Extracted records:
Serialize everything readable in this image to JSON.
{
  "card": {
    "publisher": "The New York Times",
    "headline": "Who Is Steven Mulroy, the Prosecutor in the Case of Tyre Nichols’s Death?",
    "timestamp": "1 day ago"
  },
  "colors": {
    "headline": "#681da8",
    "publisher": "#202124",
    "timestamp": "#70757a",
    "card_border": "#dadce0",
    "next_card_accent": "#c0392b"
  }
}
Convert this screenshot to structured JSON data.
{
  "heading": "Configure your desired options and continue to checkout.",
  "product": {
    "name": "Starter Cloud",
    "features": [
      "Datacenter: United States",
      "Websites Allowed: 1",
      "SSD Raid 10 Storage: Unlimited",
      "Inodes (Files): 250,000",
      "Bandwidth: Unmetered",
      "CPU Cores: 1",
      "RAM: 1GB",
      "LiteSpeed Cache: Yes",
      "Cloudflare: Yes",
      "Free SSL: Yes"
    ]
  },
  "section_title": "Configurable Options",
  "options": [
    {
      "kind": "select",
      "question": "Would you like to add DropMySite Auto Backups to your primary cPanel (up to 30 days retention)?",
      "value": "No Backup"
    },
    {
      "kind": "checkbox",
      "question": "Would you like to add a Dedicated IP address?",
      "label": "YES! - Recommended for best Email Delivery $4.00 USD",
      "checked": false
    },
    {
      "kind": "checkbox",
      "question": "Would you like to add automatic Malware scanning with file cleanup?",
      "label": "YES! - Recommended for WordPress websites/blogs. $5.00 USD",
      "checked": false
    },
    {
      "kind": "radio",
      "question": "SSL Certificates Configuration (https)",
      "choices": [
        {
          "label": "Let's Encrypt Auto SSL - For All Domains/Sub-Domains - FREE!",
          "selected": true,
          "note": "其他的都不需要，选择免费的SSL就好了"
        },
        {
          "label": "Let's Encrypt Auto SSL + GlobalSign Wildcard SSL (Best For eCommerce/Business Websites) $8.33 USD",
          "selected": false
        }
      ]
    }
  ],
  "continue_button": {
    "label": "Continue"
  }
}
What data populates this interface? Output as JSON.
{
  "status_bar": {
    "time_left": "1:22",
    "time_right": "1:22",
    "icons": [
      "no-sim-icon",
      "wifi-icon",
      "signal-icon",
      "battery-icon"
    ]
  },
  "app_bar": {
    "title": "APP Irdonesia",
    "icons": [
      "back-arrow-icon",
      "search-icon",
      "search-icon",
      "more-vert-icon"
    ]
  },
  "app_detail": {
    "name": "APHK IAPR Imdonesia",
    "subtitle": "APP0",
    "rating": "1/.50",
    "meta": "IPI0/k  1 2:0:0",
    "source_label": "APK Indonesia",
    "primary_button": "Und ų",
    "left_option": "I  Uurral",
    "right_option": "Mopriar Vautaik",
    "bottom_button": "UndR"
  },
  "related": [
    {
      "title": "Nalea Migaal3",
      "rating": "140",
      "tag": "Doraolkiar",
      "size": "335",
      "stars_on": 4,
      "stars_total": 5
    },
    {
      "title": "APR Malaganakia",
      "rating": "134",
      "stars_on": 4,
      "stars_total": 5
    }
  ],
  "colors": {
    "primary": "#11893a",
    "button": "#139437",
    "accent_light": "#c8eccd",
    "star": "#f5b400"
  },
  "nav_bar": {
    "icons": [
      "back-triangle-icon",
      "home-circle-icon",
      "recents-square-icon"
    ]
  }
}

# [WHAT YOU WILL DO]
Print out the whole listing exactly as it appears.

# [TASK RESULT]
Serialize everything readable in this image to JSON.
{
  "card": {
    "publisher": "The New York Times",
    "headline": "Who Is Steven Mulroy, the Prosecutor in the Case of Tyre Nichols’s Death?",
    "timestamp": "1 day ago"
  },
  "colors": {
    "headline": "#681da8",
    "publisher": "#202124",
    "timestamp": "#70757a",
    "card_border": "#dadce0",
    "next_card_accent": "#c0392b"
  }
}
Convert this screenshot to structured JSON data.
{
  "heading": "Configure your desired options and continue to checkout.",
  "product": {
    "name": "Starter Cloud",
    "features": [
      "Datacenter: United States",
      "Websites Allowed: 1",
      "SSD Raid 10 Storage: Unlimited",
      "Inodes (Files): 250,000",
      "Bandwidth: Unmetered",
      "CPU Cores: 1",
      "RAM: 1GB",
      "LiteSpeed Cache: Yes",
      "Cloudflare: Yes",
      "Free SSL: Yes"
    ]
  },
  "section_title": "Configurable Options",
  "options": [
    {
      "kind": "select",
      "question": "Would you like to add DropMySite Auto Backups to your primary cPanel (up to 30 days retention)?",
      "value": "No Backup"
    },
    {
      "kind": "checkbox",
      "question": "Would you like to add a Dedicated IP address?",
      "label": "YES! - Recommended for best Email Delivery $4.00 USD",
      "checked": false
    },
    {
      "kind": "checkbox",
      "question": "Would you like to add automatic Malware scanning with file cleanup?",
      "label": "YES! - Recommended for WordPress websites/blogs. $5.00 USD",
      "checked": false
    },
    {
      "kind": "radio",
      "question": "SSL Certificates Configuration (https)",
      "choices": [
        {
          "label": "Let's Encrypt Auto SSL - For All Domains/Sub-Domains - FREE!",
          "selected": true,
          "note": "其他的都不需要，选择免费的SSL就好了"
        },
        {
          "label": "Let's Encrypt Auto SSL + GlobalSign Wildcard SSL (Best For eCommerce/Business Websites) $8.33 USD",
          "selected": false
        }
      ]
    }
  ],
  "continue_button": {
    "label": "Continue"
  }
}
What data populates this interface? Output as JSON.
{
  "status_bar": {
    "time_left": "1:22",
    "time_right": "1:22",
    "icons": [
      "no-sim-icon",
      "wifi-icon",
      "signal-icon",
      "battery-icon"
    ]
  },
  "app_bar": {
    "title": "APP Irdonesia",
    "icons": [
      "back-arrow-icon",
      "search-icon",
      "search-icon",
      "more-vert-icon"
    ]
  },
  "app_detail": {
    "name": "APHK IAPR Imdonesia",
    "subtitle": "APP0",
    "rating": "1/.50",
    "meta": "IPI0/k  1 2:0:0",
    "source_label": "APK Indonesia",
    "primary_button": "Und ų",
    "left_option": "I  Uurral",
    "right_option": "Mopriar Vautaik",
    "bottom_button": "UndR"
  },
  "related": [
    {
      "title": "Nalea Migaal3",
      "rating": "140",
      "tag": "Doraolkiar",
      "size": "335",
      "stars_on": 4,
      "stars_total": 5
    },
    {
      "title": "APR Malaganakia",
      "rating": "134",
      "stars_on": 4,
      "stars_total": 5
    }
  ],
  "colors": {
    "primary": "#11893a",
    "button": "#139437",
    "accent_light": "#c8eccd",
    "star": "#f5b400"
  },
  "nav_bar": {
    "icons": [
      "back-triangle-icon",
      "home-circle-icon",
      "recents-square-icon"
    ]
  }
}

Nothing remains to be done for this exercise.